─── Listed records ───

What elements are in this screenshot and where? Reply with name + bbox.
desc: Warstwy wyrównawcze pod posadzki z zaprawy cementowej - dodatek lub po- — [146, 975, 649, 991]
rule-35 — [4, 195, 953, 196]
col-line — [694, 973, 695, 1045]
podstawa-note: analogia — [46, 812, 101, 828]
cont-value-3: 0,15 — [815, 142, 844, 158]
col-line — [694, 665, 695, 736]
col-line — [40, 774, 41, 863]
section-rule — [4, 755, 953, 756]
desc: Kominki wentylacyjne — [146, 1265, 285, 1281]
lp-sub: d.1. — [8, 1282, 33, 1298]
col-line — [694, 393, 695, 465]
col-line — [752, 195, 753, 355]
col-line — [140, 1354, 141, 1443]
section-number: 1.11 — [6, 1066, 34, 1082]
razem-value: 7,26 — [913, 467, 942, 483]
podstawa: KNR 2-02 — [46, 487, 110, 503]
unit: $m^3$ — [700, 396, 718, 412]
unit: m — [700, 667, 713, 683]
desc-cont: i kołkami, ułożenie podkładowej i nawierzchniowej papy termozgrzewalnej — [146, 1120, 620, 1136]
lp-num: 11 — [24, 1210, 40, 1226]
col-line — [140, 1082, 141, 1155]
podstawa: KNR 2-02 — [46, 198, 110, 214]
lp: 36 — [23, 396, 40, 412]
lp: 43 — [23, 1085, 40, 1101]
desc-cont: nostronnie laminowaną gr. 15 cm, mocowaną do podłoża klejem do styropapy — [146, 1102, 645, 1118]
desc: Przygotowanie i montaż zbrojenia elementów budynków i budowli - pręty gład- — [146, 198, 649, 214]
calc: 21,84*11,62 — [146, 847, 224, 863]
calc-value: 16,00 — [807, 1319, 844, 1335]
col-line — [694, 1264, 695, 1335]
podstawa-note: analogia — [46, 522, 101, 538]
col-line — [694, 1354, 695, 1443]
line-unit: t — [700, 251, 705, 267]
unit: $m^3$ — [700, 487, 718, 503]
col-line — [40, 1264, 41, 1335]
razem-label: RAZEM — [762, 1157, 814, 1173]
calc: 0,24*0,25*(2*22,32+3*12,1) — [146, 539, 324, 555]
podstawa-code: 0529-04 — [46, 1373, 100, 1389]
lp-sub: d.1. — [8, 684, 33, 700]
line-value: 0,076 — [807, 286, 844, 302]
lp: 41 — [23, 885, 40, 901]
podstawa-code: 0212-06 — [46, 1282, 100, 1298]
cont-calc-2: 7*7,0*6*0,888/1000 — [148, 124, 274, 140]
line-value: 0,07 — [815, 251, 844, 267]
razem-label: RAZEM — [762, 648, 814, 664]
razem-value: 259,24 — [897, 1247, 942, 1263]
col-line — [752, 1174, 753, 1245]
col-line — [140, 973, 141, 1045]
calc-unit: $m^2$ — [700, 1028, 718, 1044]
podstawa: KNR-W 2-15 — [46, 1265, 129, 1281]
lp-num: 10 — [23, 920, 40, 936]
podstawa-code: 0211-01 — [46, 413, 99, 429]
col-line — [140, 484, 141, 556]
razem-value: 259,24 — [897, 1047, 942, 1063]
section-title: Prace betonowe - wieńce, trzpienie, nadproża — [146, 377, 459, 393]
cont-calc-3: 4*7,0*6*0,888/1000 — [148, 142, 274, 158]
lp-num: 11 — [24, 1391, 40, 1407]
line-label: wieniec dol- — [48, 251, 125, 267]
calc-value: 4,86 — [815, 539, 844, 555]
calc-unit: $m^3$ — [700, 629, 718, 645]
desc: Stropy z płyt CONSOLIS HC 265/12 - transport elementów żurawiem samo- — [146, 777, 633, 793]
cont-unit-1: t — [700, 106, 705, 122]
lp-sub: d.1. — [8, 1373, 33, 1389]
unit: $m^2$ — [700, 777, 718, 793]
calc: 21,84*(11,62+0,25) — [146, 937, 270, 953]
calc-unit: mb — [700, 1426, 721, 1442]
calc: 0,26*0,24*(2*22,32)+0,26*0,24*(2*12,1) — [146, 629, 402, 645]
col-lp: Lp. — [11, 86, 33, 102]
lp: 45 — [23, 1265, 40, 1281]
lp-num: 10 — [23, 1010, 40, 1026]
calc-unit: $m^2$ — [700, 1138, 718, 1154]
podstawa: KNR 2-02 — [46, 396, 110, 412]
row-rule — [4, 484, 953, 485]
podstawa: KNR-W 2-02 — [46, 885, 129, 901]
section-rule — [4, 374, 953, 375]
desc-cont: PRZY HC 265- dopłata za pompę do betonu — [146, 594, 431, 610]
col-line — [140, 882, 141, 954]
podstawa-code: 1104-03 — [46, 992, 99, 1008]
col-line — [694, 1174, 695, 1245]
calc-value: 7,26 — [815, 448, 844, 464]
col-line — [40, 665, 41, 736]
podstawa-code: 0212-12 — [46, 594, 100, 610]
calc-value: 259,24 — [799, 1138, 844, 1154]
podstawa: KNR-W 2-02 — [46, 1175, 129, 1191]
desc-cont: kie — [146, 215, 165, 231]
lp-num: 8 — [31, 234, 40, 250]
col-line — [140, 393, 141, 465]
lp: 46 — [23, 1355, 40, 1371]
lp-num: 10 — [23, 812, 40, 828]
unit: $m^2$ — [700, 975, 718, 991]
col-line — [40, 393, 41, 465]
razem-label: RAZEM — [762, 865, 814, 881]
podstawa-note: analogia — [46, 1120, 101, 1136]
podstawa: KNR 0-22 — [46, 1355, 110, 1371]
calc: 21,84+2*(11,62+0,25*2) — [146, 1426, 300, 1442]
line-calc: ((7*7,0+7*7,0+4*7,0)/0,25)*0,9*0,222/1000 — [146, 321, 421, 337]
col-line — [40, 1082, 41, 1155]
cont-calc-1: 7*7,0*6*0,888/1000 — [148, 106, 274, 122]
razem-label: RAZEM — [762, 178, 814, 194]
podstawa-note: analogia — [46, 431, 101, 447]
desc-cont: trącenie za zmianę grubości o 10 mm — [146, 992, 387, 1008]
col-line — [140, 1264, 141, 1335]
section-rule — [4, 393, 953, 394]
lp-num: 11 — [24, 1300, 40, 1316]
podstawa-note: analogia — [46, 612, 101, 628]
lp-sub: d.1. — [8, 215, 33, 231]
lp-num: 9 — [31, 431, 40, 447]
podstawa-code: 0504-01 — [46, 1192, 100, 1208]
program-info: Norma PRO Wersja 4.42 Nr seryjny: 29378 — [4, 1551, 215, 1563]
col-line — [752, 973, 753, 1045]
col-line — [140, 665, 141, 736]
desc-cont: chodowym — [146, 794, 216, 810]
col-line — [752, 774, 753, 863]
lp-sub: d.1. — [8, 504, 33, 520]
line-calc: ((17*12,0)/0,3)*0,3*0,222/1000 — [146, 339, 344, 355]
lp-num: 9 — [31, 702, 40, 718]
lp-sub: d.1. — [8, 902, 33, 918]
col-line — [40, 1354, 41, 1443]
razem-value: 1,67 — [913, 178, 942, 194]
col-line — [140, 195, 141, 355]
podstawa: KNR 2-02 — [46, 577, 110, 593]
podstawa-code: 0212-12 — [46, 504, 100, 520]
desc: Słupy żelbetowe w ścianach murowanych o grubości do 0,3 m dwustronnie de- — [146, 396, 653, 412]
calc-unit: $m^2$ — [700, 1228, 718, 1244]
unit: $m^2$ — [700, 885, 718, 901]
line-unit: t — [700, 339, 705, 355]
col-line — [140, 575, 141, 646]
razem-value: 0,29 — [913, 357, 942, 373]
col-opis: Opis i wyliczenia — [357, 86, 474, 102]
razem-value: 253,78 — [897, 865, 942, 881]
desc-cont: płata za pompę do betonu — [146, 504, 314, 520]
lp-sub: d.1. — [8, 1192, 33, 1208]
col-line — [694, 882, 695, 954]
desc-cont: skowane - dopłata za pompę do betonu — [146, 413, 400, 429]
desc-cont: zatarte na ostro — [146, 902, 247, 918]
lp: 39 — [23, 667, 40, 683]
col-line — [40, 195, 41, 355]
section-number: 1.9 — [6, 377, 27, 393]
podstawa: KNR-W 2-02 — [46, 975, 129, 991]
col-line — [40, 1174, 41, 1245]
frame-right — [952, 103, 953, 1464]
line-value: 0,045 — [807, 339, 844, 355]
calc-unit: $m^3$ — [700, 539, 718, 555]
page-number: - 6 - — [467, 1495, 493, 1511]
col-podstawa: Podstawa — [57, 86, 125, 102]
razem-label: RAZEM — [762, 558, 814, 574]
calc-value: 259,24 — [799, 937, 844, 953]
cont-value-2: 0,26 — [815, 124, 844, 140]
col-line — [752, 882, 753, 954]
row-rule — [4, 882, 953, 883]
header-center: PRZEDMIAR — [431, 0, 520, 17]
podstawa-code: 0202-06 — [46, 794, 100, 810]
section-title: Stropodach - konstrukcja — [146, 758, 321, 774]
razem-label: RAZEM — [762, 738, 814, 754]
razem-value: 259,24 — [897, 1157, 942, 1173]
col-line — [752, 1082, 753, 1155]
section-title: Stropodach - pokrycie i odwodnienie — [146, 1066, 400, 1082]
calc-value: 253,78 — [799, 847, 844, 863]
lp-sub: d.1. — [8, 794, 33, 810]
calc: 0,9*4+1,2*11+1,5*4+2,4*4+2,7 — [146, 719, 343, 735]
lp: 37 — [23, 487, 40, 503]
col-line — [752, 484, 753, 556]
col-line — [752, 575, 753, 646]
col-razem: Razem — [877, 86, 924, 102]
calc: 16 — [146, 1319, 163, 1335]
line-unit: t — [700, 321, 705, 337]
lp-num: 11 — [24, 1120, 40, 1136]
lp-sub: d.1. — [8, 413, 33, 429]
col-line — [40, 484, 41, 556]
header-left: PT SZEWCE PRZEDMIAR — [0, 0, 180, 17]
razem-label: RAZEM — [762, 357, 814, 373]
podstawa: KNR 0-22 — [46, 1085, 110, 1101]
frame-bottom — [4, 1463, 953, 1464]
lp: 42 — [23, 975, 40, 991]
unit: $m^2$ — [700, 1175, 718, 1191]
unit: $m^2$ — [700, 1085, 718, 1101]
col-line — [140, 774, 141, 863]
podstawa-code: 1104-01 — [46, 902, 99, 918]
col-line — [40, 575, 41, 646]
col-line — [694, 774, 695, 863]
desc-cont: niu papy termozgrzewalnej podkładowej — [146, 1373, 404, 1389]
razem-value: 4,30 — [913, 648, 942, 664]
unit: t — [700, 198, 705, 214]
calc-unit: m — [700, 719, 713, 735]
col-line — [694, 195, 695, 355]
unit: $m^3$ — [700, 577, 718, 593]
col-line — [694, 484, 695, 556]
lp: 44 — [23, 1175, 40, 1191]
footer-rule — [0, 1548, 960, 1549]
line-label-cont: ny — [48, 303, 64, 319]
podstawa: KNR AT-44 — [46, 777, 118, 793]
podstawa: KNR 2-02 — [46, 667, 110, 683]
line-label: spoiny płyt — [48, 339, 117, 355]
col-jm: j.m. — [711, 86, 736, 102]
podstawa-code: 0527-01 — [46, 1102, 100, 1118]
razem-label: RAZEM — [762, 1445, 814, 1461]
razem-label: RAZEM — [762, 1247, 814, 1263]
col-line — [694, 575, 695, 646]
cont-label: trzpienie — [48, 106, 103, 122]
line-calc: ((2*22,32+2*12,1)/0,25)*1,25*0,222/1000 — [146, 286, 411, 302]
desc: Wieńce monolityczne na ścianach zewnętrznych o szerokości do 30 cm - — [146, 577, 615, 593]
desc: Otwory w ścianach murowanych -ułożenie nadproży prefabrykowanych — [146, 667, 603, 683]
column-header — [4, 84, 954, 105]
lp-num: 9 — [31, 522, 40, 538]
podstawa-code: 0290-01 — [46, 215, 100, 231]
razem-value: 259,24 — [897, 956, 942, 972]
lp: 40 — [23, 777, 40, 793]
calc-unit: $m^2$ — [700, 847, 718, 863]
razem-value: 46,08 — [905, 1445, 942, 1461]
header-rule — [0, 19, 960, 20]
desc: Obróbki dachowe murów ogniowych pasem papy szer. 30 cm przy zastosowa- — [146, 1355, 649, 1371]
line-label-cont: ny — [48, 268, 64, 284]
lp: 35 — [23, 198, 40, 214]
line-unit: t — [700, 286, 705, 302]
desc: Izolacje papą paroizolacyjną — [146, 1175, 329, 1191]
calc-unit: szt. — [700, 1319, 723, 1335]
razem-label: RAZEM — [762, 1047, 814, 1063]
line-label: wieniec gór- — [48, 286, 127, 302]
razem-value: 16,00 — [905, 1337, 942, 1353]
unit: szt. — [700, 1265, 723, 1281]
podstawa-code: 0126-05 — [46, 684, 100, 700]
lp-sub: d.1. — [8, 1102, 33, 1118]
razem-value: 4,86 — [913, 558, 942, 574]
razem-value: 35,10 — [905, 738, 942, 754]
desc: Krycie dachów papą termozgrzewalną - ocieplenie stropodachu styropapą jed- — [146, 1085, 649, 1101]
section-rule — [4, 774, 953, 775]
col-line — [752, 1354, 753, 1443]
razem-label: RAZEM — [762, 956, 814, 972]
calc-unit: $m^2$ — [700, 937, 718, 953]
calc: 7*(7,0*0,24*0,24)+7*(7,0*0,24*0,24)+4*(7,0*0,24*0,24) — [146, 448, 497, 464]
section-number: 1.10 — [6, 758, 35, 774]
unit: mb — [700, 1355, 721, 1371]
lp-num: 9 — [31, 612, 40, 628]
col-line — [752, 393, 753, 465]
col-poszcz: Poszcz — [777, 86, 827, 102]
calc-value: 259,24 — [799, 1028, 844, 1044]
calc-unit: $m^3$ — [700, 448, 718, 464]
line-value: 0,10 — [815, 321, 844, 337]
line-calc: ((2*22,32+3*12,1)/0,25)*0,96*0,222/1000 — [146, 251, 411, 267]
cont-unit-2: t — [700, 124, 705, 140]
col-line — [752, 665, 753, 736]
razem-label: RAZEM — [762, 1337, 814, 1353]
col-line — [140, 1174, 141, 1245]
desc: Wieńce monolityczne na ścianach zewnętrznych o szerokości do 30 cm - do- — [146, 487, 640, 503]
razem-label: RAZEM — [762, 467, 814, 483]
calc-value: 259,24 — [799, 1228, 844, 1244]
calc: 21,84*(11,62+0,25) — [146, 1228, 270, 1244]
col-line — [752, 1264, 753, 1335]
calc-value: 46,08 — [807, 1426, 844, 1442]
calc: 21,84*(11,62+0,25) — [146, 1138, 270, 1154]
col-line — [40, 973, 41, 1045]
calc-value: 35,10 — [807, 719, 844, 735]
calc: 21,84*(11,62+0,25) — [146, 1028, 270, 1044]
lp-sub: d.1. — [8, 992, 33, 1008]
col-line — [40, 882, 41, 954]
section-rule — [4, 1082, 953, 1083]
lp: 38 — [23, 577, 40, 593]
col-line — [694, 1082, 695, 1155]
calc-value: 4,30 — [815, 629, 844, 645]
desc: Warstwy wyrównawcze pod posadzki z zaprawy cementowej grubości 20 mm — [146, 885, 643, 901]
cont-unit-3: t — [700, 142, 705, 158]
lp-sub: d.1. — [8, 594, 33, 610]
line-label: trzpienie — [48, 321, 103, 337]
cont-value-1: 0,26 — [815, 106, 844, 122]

───

Stated problem: Please reproduce, character for character, everything from the first line of the material down to the line containing "desc: Kominki wentylacyjne", with both of those lines included.

Solution to the problem:
What elements are in this screenshot and where? Reply with name + bbox.
desc: Warstwy wyrównawcze pod posadzki z zaprawy cementowej - dodatek lub po- — [146, 975, 649, 991]
rule-35 — [4, 195, 953, 196]
col-line — [694, 973, 695, 1045]
podstawa-note: analogia — [46, 812, 101, 828]
cont-value-3: 0,15 — [815, 142, 844, 158]
col-line — [694, 665, 695, 736]
col-line — [40, 774, 41, 863]
section-rule — [4, 755, 953, 756]
desc: Kominki wentylacyjne — [146, 1265, 285, 1281]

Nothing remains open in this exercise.